**** Excerpted passage ****

As you read this article, you will understand the benefit to our future environment, as well as
higher efficiency for less energy usage.

What is the Clean Air Act?
The Montreal Protocol, an international environmental agreement, requires the production phase
out of a number of substances believed to be responsible for ozone depletion. The Montreal
Protocol is carried out in the United States through the Clean Air Act, which is a federal law
implemented by the U.S. Environmental Protection Agency (EPA) to execute and enforce
regulations that reduce air pollutant emissions.

The Clean Air Act mandates that all HVAC equipment manufactures in the U.S.A. cease
producing equipment using R-22 refrigerant on January 1, 2010.

How does the Clean Air Act impact heating and cooling systems?
The portion of the Clean Air Act that applies to the Heating, Ventilating and Air Conditioning
(HVAC) industry encourages the development of ozone-friendly substitutes for chemicals that
contain ozone destroying chlorine, which are called hydro-chlorofluorocarbons (HCFCs). The
chemical refrigerant of choice for more than four decades, referred to as R-22, is in the HCFC
category. R-22 is widely used in heat pumps and AC condensing units to heat and cool homes
Do R-410a products cost more?
For a while, yes, they did. NOT ANY MORE! Currently, R-410a products are becoming less expensive
while similar products for R-22 are skyrocketing. One reason is that R-410a refrigerant is now in full
production and supplies are abundant, while R-22 is being phased out. The cost of R-22 has been
skyrocketing this year (2013) while the mass production cost of R-410a has been growing cheaper. This
trend will continue to climb as R-22 is phased out and is increasingly less available. The price of
recharging your existing R-22 unit now leaves many in sticker shock, while the cost of the new R-410a
continues reducing. Therefore the current costs of R-22 versus R-410a is an incentive for customers to
switch to the new R-410a.

If my current system is R-22, can I replace a portion of it with R-410a?
No. If you purchase an outdoor R-410a unit, you must replace the indoor coil with a properly matched R-
410a model. R-22 and R-410a refrigerants and oils cannot be mixed.

Should I purchase an R-410a system if I need a solution NOW?
While you can continue to legally purchase R-22 systems as mentioned above, if you need a solution
today, it may make more sense to buy a higher efficiency R-410a system. Air Magic Building Magic can
assist you with reviewing and understanding your best option.
What if I need to replace a portion of my heating and cooling system?
If a homeowner has an existing outdoor unit that is in need of replacement, it is recommended
that the indoor unit be replaced (coil, furnace or air handler) at the same time. The reason for
this is so that the system will be properly matched based on the manufacturers approved
match-up data. A system that is not properly matched will lose efficiency and be more
expensive to operate and maintain. This is especially true for homeowners who have outdoor
units that are below the current 13-SEER minimum efficiency standard that went into effect Jan
22, 2006. When purchasing a 13-SEER or higher outdoor unit, it should not be matched with
an existing indoor unit that is not rated by the manufacturer to achieve a 13-SEER or higher
system efficiency rating.
What about my R-22 system? will it still be good?

****

- **Exercise 1**
Reproduce the records verbatim, beginning with the first line of the records and continuing through the line containing "error-bar-cap-top xyxy=(1800,1521,1820,1526)", including both of those lines.

**** Material for this task ****

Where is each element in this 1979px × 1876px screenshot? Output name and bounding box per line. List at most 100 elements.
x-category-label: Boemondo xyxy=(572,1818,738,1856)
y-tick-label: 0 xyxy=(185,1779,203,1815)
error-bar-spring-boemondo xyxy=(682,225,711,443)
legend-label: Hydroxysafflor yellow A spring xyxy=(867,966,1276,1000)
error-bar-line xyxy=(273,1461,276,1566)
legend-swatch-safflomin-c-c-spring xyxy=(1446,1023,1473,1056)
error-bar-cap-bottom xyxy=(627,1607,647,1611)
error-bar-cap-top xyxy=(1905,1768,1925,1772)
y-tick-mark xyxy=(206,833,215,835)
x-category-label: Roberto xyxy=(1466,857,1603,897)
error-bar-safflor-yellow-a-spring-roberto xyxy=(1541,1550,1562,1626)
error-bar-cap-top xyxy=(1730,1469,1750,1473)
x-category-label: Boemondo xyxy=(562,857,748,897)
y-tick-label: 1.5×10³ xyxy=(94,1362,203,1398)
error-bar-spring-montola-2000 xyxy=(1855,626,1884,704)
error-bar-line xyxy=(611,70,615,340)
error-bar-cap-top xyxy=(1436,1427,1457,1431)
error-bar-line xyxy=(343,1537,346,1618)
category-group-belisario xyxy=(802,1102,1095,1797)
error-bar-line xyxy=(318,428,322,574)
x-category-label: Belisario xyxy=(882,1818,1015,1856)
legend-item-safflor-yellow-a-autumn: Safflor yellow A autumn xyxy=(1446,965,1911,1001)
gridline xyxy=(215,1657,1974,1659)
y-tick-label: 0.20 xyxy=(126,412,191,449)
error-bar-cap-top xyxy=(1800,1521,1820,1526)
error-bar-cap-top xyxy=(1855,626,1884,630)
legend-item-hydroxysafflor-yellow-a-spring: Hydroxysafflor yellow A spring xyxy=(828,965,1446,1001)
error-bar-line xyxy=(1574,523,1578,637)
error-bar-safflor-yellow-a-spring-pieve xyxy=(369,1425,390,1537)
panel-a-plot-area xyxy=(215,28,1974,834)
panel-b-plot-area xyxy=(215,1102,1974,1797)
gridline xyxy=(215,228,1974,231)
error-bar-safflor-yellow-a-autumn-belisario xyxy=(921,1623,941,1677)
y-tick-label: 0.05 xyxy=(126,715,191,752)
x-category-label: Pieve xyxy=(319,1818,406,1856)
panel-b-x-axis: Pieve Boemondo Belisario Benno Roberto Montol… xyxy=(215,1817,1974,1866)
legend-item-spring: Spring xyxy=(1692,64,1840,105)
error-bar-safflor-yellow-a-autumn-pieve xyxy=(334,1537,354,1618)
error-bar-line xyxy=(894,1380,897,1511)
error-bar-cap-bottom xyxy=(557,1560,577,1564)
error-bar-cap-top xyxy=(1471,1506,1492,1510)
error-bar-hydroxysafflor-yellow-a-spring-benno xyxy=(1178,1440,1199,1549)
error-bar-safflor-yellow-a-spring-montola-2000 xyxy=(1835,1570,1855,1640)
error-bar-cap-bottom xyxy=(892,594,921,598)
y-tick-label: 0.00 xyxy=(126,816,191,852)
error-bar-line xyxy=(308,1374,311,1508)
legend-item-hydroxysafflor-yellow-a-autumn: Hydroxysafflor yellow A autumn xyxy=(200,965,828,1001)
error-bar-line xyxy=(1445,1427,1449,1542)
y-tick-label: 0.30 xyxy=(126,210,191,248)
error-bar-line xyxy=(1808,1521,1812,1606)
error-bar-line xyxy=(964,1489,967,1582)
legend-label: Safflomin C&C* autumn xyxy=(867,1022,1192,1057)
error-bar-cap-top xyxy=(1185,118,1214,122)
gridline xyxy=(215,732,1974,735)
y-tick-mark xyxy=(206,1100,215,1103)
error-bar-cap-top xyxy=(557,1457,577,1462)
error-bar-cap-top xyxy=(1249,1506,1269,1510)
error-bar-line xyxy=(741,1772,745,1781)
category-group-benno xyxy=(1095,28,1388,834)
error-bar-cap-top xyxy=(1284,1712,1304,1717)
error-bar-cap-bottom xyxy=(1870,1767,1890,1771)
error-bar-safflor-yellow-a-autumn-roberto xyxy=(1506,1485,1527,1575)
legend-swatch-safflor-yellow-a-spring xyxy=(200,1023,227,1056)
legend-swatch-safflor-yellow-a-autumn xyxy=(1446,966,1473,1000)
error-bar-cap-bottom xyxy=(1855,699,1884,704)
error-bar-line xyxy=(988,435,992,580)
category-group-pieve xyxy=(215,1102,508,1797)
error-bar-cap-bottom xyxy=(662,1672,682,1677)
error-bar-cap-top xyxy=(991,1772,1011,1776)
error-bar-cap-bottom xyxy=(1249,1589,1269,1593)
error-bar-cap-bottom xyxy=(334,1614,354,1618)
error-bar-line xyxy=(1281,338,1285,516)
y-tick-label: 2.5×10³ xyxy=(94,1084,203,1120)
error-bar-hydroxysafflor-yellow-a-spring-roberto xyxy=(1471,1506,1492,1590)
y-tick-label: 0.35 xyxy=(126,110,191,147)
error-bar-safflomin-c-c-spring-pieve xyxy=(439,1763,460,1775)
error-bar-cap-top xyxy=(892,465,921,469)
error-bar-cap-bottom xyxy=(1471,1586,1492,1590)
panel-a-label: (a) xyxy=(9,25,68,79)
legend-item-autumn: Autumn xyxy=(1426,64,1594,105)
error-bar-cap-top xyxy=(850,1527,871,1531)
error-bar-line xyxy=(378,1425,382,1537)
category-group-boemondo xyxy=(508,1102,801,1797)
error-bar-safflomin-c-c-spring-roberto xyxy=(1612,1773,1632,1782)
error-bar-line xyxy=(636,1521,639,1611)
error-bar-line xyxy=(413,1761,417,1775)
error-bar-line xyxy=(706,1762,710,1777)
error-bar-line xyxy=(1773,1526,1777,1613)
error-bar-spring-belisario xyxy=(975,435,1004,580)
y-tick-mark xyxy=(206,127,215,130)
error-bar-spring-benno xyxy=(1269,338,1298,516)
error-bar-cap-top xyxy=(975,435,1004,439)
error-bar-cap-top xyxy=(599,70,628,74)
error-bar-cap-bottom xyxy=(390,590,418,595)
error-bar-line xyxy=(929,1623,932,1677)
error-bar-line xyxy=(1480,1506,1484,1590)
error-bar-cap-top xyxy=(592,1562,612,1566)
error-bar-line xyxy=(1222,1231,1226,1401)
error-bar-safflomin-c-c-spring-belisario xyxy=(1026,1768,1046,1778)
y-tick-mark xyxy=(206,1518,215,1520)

****

- **Exercise 2**
Answer the following from the article on HVAC refrigerants:
(a) By what date does the Clean Air Act require HVAC equipment manufacturers in the U.S.A. to stop producing equipment using R-22 refrigerant?
(b) Which minimum efficiency standard went into effect on Jan 22, 2006?
(c) According to the article, what cannot be mixed, which rules out replacing only a portion of an R-22 system with R-410a?

- **Correct response 1**
Where is each element in this 1979px × 1876px screenshot? Output name and bounding box per line. List at most 100 elements.
x-category-label: Boemondo xyxy=(572,1818,738,1856)
y-tick-label: 0 xyxy=(185,1779,203,1815)
error-bar-spring-boemondo xyxy=(682,225,711,443)
legend-label: Hydroxysafflor yellow A spring xyxy=(867,966,1276,1000)
error-bar-line xyxy=(273,1461,276,1566)
legend-swatch-safflomin-c-c-spring xyxy=(1446,1023,1473,1056)
error-bar-cap-bottom xyxy=(627,1607,647,1611)
error-bar-cap-top xyxy=(1905,1768,1925,1772)
y-tick-mark xyxy=(206,833,215,835)
x-category-label: Roberto xyxy=(1466,857,1603,897)
error-bar-safflor-yellow-a-spring-roberto xyxy=(1541,1550,1562,1626)
error-bar-cap-top xyxy=(1730,1469,1750,1473)
x-category-label: Boemondo xyxy=(562,857,748,897)
y-tick-label: 1.5×10³ xyxy=(94,1362,203,1398)
error-bar-spring-montola-2000 xyxy=(1855,626,1884,704)
error-bar-line xyxy=(611,70,615,340)
error-bar-cap-top xyxy=(1436,1427,1457,1431)
error-bar-line xyxy=(343,1537,346,1618)
category-group-belisario xyxy=(802,1102,1095,1797)
error-bar-line xyxy=(318,428,322,574)
x-category-label: Belisario xyxy=(882,1818,1015,1856)
legend-item-safflor-yellow-a-autumn: Safflor yellow A autumn xyxy=(1446,965,1911,1001)
gridline xyxy=(215,1657,1974,1659)
y-tick-label: 0.20 xyxy=(126,412,191,449)
error-bar-cap-top xyxy=(1800,1521,1820,1526)

- **Correct response 2**
(a) January 1, 2010.
(b) The 13-SEER minimum efficiency standard.
(c) R-22 and R-410a refrigerants and oils.